**Given request**
Search the material for the word "other" and copy each line that holds it.

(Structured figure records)
══════════════════════════════
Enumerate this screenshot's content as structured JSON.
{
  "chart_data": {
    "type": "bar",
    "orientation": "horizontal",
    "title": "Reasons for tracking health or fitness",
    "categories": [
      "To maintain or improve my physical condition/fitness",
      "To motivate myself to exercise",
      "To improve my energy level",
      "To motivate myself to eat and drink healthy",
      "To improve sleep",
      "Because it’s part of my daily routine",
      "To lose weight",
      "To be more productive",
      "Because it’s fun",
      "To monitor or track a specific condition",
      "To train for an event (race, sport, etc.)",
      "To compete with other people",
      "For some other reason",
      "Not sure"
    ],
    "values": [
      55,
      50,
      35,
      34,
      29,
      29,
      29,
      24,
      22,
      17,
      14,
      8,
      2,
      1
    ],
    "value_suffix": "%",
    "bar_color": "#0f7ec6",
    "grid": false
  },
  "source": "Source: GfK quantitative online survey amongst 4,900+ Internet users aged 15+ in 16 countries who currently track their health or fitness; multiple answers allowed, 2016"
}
══════════════════════════════
**Solved exercise**
      "To compete with other people",
      "For some other reason",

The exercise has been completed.